(Records excerpted from a collection)
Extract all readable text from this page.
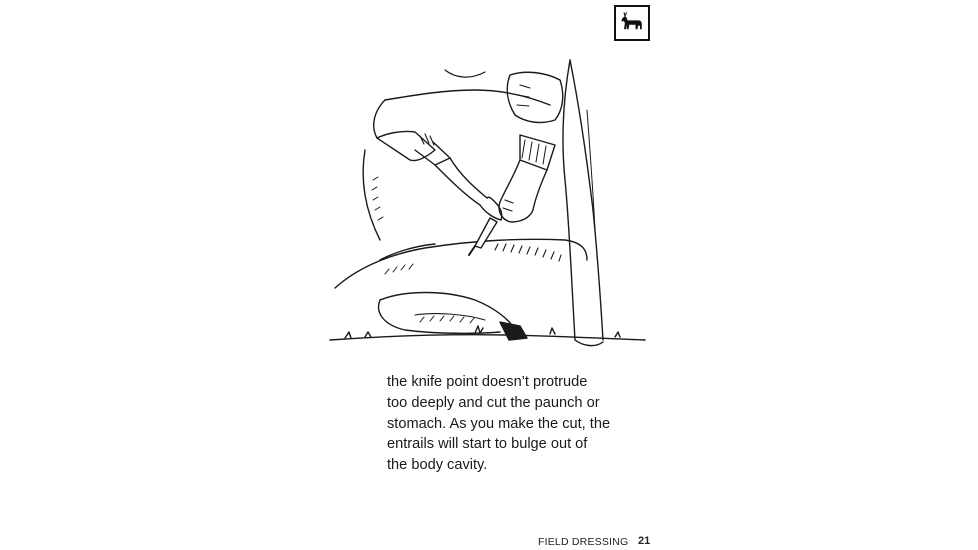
the knife point doesn’t protrude
too deeply and cut the paunch or
stomach. As you make the cut, the
entrails will start to bulge out of
the body cavity.

FIELD DRESSING 21
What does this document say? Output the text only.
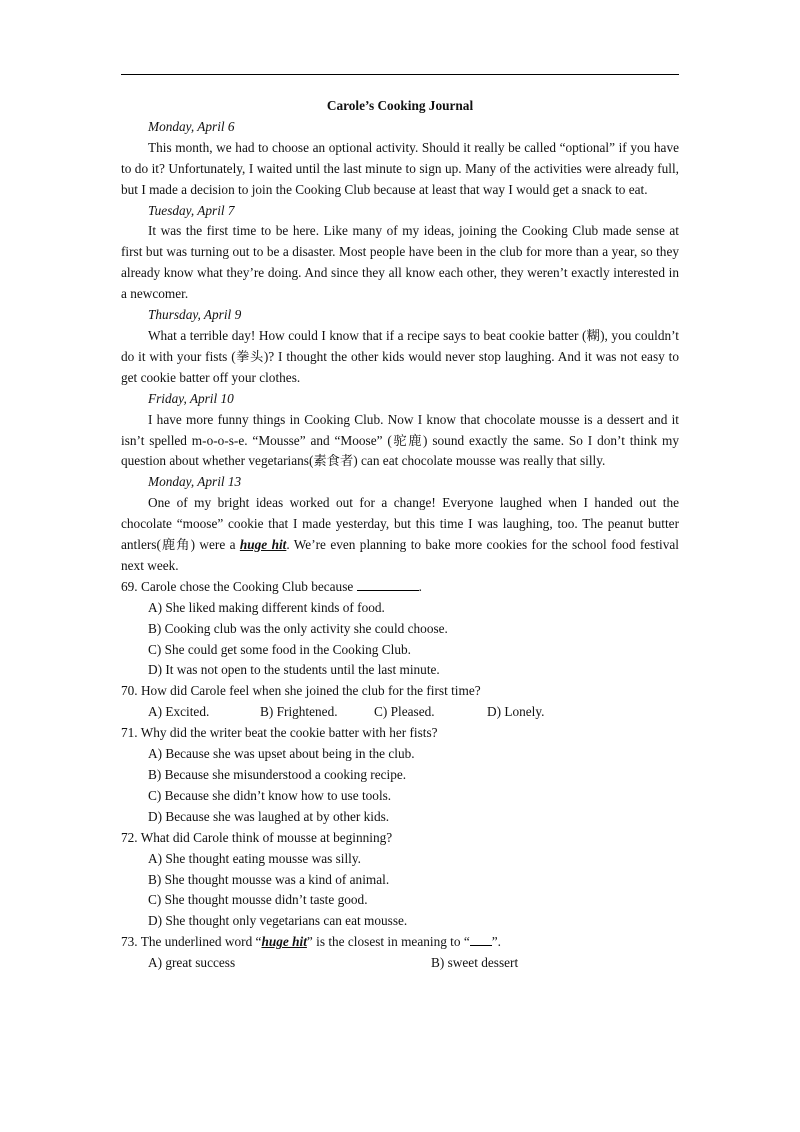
Carole’s Cooking Journal

Monday, April 6

This month, we had to choose an optional activity. Should it really be called “optional” if you have to do it? Unfortunately, I waited until the last minute to sign up. Many of the activities were already full, but I made a decision to join the Cooking Club because at least that way I would get a snack to eat.

Tuesday, April 7

It was the first time to be here. Like many of my ideas, joining the Cooking Club made sense at first but was turning out to be a disaster. Most people have been in the club for more than a year, so they already know what they’re doing. And since they all know each other, they weren’t exactly interested in a newcomer.

Thursday, April 9

What a terrible day! How could I know that if a recipe says to beat cookie batter (糊), you couldn’t do it with your fists (拳头)? I thought the other kids would never stop laughing. And it was not easy to get cookie batter off your clothes.

Friday, April 10

I have more funny things in Cooking Club. Now I know that chocolate mousse is a dessert and it isn’t spelled m-o-o-s-e. “Mousse” and “Moose” (驼鹿) sound exactly the same. So I don’t think my question about whether vegetarians(素食者) can eat chocolate mousse was really that silly.

Monday, April 13

One of my bright ideas worked out for a change! Everyone laughed when I handed out the chocolate “moose” cookie that I made yesterday, but this time I was laughing, too. The peanut butter antlers(鹿角) were a huge hit. We’re even planning to bake more cookies for the school food festival next week.

69. Carole chose the Cooking Club because	.

A) She liked making different kinds of food.

B) Cooking club was the only activity she could choose.

C) She could get some food in the Cooking Club.

D) It was not open to the students until the last minute.

70. How did Carole feel when she joined the club for the first time?

A) Excited.	B) Frightened.	C) Pleased.	D) Lonely.

71. Why did the writer beat the cookie batter with her fists?

A) Because she was upset about being in the club.

B) Because she misunderstood a cooking recipe.

C) Because she didn’t know how to use tools.

D) Because she was laughed at by other kids.

72. What did Carole think of mousse at beginning?

A) She thought eating mousse was silly.

B) She thought mousse was a kind of animal.

C) She thought mousse didn’t taste good.

D) She thought only vegetarians can eat mousse.

73. The underlined word “huge hit” is the closest in meaning to “ ”.

A) great success	B) sweet dessert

## Task requirements
Word for word, quote the full listing, omitting every picture.

## Answer to the exercise
Extract all readable text from this page.
the knife point doesn’t protrude
too deeply and cut the paunch or
stomach. As you make the cut, the
entrails will start to bulge out of
the body cavity.

FIELD DRESSING 21
What does this document say? Output the text only.
Carole’s Cooking Journal

Monday, April 6

This month, we had to choose an optional activity. Should it really be called “optional” if you have to do it? Unfortunately, I waited until the last minute to sign up. Many of the activities were already full, but I made a decision to join the Cooking Club because at least that way I would get a snack to eat.

Tuesday, April 7

It was the first time to be here. Like many of my ideas, joining the Cooking Club made sense at first but was turning out to be a disaster. Most people have been in the club for more than a year, so they already know what they’re doing. And since they all know each other, they weren’t exactly interested in a newcomer.

Thursday, April 9

What a terrible day! How could I know that if a recipe says to beat cookie batter (糊), you couldn’t do it with your fists (拳头)? I thought the other kids would never stop laughing. And it was not easy to get cookie batter off your clothes.

Friday, April 10

I have more funny things in Cooking Club. Now I know that chocolate mousse is a dessert and it isn’t spelled m-o-o-s-e. “Mousse” and “Moose” (驼鹿) sound exactly the same. So I don’t think my question about whether vegetarians(素食者) can eat chocolate mousse was really that silly.

Monday, April 13

One of my bright ideas worked out for a change! Everyone laughed when I handed out the chocolate “moose” cookie that I made yesterday, but this time I was laughing, too. The peanut butter antlers(鹿角) were a huge hit. We’re even planning to bake more cookies for the school food festival next week.

69. Carole chose the Cooking Club because	.

A) She liked making different kinds of food.

B) Cooking club was the only activity she could choose.

C) She could get some food in the Cooking Club.

D) It was not open to the students until the last minute.

70. How did Carole feel when she joined the club for the first time?

A) Excited.	B) Frightened.	C) Pleased.	D) Lonely.

71. Why did the writer beat the cookie batter with her fists?

A) Because she was upset about being in the club.

B) Because she misunderstood a cooking recipe.

C) Because she didn’t know how to use tools.

D) Because she was laughed at by other kids.

72. What did Carole think of mousse at beginning?

A) She thought eating mousse was silly.

B) She thought mousse was a kind of animal.

C) She thought mousse didn’t taste good.

D) She thought only vegetarians can eat mousse.

73. The underlined word “huge hit” is the closest in meaning to “ ”.

A) great success	B) sweet dessert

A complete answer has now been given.